**WORK TO BE COMPLETED:**
The entries below are to be transcribed in full, without their images.

Dataset rows about figures:
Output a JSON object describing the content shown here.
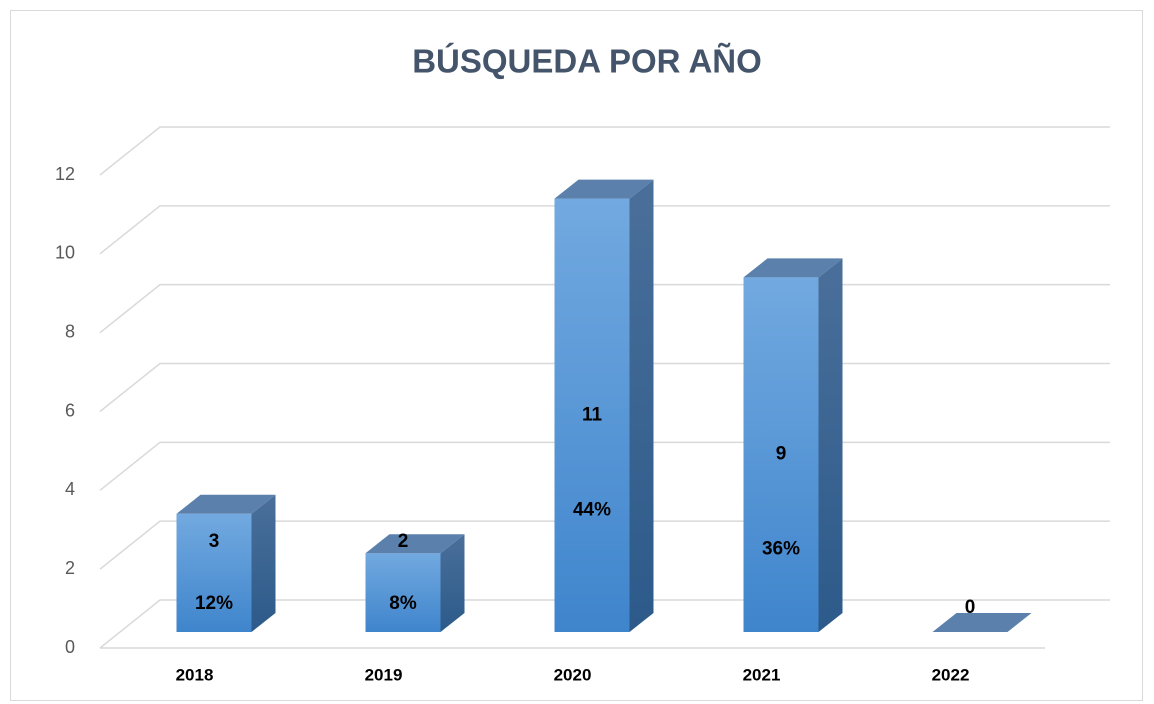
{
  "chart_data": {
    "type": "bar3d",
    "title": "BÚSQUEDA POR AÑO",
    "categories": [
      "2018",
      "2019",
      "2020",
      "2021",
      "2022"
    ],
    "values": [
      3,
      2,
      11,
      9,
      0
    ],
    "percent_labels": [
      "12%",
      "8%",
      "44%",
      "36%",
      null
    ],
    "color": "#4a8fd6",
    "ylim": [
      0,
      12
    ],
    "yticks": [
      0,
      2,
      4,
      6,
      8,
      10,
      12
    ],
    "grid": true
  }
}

**EXERCISE SOLUTION:**
Output a JSON object describing the content shown here.
{
  "chart_data": {
    "type": "bar3d",
    "title": "BÚSQUEDA POR AÑO",
    "categories": [
      "2018",
      "2019",
      "2020",
      "2021",
      "2022"
    ],
    "values": [
      3,
      2,
      11,
      9,
      0
    ],
    "percent_labels": [
      "12%",
      "8%",
      "44%",
      "36%",
      null
    ],
    "color": "#4a8fd6",
    "ylim": [
      0,
      12
    ],
    "yticks": [
      0,
      2,
      4,
      6,
      8,
      10,
      12
    ],
    "grid": true
  }
}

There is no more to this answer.